* [Text block]:

####

- Title screen
- Genre: Reality
- Directed by: Bill Foster
- Starring: Geraldo Rivera Buddy Rogers Robert St. John

Production
- Producers: John Joslyn Doug Llewelyn
- Running time: 120 minutes

Original release
- Release: April 21, 1986

= The Mystery of Al Capone's Vaults =

1986 television special

The Mystery of Al Capone's Vaults is a two-hour American television special that was broadcast live in syndication on April 21, 1986, hosted by Geraldo Rivera. It centered on the opening of a walled-off underground room in the Lexington Hotel in Chicago once owned by the crime lord Al Capone, which turned out to be empty except for debris. Thirty million people watched, making it the highest-rated syndicated special in history.

==Background==
In July 1928, Al Capone, the head of the Chicago Outfit organized crime syndicate, moved his headquarters from Metropole Hotel in Chicago to the nearby Lexington Hotel. Capone ran his various enterprises from this hotel until his arrest in 1931. He died in 1947.

####

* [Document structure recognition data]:
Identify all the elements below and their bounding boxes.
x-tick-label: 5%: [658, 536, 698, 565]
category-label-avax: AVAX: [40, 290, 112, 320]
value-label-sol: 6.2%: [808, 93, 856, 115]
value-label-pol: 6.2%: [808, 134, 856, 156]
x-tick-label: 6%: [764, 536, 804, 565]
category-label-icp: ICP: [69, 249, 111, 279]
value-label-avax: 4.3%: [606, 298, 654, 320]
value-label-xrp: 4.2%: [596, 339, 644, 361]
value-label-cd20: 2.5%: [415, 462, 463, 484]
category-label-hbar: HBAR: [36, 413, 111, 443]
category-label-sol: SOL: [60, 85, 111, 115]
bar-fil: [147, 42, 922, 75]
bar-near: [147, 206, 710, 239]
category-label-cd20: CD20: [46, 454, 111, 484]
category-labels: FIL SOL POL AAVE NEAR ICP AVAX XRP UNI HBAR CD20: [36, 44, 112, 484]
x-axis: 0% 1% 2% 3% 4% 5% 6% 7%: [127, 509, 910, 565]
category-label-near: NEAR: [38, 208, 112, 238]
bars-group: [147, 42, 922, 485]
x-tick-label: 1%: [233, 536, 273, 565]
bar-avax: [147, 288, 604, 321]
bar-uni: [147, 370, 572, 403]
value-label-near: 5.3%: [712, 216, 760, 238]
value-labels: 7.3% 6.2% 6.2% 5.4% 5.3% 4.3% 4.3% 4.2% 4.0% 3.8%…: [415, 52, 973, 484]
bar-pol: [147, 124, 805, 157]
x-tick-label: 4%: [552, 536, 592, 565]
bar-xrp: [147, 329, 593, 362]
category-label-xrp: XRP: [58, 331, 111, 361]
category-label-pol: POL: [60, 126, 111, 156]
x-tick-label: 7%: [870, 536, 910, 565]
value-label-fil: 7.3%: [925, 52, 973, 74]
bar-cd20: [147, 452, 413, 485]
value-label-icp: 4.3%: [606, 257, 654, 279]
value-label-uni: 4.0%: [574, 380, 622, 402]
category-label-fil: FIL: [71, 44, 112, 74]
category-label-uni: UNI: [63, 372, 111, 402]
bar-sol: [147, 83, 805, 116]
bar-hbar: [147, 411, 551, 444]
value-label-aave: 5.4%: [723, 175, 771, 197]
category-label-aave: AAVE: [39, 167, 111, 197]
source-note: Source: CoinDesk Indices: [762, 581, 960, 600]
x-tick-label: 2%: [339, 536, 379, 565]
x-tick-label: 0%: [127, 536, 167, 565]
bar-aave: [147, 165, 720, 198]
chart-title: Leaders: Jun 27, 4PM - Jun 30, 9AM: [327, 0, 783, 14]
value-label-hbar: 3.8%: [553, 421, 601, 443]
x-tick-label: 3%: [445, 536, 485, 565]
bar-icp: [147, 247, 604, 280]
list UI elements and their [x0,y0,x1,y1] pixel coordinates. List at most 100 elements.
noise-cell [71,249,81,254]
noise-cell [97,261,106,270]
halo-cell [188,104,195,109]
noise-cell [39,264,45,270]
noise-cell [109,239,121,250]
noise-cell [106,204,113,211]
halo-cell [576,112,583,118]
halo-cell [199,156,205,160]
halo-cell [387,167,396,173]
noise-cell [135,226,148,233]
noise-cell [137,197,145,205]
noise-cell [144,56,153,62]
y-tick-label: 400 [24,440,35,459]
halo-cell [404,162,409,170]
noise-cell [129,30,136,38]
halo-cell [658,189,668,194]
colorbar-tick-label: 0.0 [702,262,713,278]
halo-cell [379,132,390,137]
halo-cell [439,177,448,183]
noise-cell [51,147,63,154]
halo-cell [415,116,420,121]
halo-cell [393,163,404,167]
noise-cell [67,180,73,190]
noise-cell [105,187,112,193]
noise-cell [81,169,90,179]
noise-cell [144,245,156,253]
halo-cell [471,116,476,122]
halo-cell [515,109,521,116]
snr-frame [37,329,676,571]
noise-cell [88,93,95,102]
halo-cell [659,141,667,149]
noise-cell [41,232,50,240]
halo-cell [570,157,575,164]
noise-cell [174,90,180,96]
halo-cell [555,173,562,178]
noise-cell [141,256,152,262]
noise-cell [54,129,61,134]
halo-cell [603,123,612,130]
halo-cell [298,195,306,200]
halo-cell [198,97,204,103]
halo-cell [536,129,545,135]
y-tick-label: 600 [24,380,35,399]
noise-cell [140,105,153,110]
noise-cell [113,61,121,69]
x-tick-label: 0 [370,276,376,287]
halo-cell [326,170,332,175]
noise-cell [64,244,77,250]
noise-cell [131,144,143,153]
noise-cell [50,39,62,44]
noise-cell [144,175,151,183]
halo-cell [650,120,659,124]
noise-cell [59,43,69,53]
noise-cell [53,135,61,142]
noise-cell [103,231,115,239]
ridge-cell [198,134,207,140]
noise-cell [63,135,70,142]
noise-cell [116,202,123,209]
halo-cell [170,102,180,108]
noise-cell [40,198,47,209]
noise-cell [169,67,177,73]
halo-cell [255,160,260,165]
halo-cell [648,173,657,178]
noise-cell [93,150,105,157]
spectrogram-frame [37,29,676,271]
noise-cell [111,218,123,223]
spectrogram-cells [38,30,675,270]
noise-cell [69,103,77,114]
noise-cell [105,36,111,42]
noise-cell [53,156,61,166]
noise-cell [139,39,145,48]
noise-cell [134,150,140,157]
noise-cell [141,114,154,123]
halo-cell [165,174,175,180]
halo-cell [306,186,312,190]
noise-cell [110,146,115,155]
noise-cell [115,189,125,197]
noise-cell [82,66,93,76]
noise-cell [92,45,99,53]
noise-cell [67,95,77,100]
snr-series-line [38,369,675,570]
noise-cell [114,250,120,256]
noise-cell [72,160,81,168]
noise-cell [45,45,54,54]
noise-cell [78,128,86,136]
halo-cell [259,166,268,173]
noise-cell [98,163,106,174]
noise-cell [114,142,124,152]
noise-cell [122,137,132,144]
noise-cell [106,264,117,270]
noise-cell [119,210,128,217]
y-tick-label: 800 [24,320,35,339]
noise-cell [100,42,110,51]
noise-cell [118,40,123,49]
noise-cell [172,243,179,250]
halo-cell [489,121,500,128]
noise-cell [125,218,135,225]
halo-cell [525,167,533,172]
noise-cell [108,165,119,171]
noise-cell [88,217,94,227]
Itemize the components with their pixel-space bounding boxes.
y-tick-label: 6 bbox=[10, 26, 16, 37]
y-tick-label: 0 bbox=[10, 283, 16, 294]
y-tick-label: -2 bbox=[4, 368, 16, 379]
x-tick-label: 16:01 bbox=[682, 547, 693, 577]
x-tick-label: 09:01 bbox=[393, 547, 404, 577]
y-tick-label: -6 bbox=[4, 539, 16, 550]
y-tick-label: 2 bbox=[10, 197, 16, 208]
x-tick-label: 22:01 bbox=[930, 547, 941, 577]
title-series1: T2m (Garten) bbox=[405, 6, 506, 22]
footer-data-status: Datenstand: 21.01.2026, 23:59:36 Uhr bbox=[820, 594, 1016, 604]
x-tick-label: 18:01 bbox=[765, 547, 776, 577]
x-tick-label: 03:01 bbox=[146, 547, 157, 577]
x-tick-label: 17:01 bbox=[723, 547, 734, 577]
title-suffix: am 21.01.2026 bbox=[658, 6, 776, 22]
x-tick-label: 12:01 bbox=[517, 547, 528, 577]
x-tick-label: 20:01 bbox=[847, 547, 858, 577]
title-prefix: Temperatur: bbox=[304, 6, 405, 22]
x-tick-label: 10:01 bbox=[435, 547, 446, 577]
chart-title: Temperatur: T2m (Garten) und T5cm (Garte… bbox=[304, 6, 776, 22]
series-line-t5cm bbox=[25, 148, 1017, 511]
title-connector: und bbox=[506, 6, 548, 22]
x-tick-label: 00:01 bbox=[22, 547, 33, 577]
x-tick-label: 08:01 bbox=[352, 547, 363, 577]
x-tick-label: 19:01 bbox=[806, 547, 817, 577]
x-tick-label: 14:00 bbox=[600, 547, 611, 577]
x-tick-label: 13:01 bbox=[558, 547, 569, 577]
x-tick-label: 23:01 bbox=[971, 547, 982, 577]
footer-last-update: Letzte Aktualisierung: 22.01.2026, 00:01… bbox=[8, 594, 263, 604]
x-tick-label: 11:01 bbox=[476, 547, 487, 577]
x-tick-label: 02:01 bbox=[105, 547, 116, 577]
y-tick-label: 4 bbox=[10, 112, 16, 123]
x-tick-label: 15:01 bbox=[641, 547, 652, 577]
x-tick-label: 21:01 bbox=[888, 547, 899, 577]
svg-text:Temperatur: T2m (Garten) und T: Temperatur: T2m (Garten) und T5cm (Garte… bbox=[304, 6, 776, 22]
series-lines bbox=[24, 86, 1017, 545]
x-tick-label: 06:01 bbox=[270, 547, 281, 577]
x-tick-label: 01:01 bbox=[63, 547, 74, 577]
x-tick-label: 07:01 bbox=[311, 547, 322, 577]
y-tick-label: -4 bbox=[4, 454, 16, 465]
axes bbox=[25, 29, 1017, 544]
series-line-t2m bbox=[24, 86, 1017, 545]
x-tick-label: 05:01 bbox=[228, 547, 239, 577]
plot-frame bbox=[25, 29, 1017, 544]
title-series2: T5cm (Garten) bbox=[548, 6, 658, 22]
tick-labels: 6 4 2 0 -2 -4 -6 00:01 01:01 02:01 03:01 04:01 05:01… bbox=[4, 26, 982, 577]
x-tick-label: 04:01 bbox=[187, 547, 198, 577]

####

* [Task brief]:
Reproduce the passage of the article on the Capone vaults special word for word, beginning at the words "1986 television special" and stopping after "special in history.". Rely only on the article, not on the data.

* [Written response]:
1986 television special

The Mystery of Al Capone's Vaults is a two-hour American television special that was broadcast live in syndication on April 21, 1986, hosted by Geraldo Rivera. It centered on the opening of a walled-off underground room in the Lexington Hotel in Chicago once owned by the crime lord Al Capone, which turned out to be empty except for debris. Thirty million people watched, making it the highest-rated syndicated special in history.